> **WHAT IS ASKED**: For the material that follows, list every line containing the word "собственного".

---------------

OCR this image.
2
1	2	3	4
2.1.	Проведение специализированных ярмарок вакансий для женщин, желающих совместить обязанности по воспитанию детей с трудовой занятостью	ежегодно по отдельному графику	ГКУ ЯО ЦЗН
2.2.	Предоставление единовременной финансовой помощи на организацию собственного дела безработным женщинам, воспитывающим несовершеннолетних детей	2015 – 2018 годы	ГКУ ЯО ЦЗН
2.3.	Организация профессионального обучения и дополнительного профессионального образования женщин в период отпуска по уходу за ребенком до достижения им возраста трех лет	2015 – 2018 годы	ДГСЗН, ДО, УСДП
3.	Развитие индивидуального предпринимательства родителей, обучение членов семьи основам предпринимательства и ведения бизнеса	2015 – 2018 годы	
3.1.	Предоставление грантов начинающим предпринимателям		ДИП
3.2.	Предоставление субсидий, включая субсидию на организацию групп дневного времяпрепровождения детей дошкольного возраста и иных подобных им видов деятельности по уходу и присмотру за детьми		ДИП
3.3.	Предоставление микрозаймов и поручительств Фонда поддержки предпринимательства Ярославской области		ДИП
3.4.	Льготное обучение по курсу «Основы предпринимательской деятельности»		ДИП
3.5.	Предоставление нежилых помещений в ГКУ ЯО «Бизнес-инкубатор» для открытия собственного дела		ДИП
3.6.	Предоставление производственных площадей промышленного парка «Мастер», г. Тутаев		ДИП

---------------

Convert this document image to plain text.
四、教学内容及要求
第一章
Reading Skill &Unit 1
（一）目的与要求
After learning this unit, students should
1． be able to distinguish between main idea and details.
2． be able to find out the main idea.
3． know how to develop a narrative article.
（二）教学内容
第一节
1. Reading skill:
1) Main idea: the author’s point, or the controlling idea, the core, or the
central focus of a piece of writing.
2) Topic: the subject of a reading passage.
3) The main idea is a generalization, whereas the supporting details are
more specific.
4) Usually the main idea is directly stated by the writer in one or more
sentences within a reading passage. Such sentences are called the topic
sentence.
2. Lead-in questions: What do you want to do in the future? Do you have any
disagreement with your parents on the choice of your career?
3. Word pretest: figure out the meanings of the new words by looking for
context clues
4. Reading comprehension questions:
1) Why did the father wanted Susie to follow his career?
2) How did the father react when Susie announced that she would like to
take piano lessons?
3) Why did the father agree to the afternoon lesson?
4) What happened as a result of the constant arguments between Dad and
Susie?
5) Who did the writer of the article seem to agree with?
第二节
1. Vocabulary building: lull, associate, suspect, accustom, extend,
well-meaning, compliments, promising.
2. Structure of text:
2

---------------

> **WRITTEN SOLUTION**:
2.2.	Предоставление единовременной финансовой помощи на организацию собственного дела безработным женщинам, воспитывающим несовершеннолетних детей	2015 – 2018 годы	ГКУ ЯО ЦЗН
3.5.	Предоставление нежилых помещений в ГКУ ЯО «Бизнес-инкубатор» для открытия собственного дела		ДИП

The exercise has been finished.